GIVEN REQUEST
How many lines in this data contain the string "image"? Reply with the number only.
>> Begin DATA SUPPLIED
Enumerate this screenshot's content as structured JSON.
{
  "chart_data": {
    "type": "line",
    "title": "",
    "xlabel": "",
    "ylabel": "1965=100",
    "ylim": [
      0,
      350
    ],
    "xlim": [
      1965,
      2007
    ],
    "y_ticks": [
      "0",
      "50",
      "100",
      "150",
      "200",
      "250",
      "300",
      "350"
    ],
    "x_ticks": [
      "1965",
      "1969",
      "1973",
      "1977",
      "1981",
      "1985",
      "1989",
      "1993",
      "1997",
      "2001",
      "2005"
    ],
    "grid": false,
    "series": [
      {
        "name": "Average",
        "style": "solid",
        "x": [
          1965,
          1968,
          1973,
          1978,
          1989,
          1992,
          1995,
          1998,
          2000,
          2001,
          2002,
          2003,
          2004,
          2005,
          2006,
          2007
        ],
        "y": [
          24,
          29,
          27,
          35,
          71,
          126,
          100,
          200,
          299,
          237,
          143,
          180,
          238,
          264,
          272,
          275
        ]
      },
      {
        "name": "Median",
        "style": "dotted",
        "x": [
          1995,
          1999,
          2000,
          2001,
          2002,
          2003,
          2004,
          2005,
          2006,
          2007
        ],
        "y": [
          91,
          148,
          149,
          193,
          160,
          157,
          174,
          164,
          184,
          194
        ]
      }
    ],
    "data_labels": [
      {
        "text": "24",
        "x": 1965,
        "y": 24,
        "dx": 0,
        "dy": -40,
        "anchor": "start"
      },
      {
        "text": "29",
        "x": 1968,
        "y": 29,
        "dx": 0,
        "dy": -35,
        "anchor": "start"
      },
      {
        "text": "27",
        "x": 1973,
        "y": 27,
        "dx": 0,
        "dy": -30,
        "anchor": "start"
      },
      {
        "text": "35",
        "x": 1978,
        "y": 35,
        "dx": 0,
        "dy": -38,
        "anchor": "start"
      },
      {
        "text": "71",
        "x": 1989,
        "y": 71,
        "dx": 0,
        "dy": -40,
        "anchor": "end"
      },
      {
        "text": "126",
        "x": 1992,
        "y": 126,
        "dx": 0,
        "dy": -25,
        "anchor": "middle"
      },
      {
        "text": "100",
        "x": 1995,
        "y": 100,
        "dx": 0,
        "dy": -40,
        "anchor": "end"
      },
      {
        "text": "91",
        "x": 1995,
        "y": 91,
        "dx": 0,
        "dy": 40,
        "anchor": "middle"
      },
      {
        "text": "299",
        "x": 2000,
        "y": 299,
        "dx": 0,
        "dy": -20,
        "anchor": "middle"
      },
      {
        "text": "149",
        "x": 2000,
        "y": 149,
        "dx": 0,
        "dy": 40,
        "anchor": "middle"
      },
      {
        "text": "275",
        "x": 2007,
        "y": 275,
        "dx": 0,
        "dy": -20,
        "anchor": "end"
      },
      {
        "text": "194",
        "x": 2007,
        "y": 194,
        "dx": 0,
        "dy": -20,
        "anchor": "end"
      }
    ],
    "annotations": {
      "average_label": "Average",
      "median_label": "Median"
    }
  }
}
>> End DATA SUPPLIED
>> Begin DATA SUPPLIED
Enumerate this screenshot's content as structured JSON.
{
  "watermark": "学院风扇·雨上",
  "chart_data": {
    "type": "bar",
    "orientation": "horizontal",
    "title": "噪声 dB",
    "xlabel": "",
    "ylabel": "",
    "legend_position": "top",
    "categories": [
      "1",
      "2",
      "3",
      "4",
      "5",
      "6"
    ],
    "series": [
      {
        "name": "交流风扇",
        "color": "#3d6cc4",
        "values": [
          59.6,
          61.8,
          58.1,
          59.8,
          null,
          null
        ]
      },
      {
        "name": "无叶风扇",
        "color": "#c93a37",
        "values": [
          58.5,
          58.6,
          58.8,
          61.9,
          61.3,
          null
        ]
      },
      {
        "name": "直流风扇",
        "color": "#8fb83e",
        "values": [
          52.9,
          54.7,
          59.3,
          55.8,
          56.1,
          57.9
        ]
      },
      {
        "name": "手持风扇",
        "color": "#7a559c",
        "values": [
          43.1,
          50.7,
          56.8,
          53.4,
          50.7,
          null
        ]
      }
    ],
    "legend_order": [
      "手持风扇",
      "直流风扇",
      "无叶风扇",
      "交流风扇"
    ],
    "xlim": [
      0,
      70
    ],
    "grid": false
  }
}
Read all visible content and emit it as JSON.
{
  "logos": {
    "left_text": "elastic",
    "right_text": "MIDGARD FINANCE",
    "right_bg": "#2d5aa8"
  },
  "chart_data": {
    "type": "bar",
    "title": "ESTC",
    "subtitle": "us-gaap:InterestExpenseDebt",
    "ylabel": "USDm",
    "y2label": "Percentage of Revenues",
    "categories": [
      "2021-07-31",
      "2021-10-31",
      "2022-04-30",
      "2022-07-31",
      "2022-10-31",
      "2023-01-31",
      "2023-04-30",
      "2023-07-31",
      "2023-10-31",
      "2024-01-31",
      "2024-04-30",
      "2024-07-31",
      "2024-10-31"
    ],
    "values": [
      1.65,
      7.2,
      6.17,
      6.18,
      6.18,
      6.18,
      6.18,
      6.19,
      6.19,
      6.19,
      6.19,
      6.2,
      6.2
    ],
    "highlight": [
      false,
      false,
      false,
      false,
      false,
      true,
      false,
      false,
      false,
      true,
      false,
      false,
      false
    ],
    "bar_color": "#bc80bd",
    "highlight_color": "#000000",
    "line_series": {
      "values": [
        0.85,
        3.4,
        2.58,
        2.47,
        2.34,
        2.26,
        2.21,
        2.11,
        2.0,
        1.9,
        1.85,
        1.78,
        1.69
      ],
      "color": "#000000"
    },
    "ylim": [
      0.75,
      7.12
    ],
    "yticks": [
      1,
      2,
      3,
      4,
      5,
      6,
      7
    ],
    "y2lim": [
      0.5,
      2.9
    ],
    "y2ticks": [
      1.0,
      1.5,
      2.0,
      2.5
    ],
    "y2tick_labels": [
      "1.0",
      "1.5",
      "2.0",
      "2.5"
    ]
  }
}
>> End DATA SUPPLIED
>> Begin DATA SUPPLIED
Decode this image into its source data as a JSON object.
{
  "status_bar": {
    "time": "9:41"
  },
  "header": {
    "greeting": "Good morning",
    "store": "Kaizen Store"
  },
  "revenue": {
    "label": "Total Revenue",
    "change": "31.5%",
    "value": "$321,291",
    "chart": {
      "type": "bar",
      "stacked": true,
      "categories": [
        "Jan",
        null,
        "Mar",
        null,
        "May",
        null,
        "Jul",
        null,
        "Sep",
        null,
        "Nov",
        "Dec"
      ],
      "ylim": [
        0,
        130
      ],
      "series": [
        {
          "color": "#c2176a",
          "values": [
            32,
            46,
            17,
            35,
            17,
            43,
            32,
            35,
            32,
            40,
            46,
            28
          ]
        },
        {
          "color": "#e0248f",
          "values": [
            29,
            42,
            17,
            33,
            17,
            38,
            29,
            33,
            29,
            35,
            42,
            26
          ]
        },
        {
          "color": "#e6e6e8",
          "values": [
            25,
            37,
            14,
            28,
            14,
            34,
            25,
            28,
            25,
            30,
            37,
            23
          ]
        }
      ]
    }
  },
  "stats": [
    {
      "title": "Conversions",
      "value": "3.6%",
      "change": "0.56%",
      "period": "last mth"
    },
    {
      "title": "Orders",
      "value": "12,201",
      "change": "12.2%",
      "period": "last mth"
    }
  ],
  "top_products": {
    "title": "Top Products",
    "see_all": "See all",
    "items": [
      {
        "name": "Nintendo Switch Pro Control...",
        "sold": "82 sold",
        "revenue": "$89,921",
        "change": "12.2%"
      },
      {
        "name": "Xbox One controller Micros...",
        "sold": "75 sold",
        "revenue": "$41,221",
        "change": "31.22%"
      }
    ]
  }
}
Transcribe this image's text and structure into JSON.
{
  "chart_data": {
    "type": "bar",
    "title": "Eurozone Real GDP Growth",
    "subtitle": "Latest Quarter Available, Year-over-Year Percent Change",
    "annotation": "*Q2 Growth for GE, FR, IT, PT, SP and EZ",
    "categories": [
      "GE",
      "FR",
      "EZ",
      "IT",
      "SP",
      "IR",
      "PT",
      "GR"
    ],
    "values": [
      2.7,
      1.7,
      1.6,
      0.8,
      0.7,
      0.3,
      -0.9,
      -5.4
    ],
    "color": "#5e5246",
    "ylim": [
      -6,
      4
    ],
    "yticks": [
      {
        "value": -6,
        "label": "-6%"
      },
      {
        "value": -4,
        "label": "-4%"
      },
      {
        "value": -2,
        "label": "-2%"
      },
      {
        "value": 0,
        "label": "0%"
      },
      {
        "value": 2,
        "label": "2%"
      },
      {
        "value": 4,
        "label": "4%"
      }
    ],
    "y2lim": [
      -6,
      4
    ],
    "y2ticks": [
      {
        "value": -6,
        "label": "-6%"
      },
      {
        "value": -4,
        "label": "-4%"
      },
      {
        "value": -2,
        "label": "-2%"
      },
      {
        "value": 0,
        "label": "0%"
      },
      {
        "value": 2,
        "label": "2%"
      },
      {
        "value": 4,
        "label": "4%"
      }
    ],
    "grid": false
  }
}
>> End DATA SUPPLIED
EXPECTED OUTPUT
2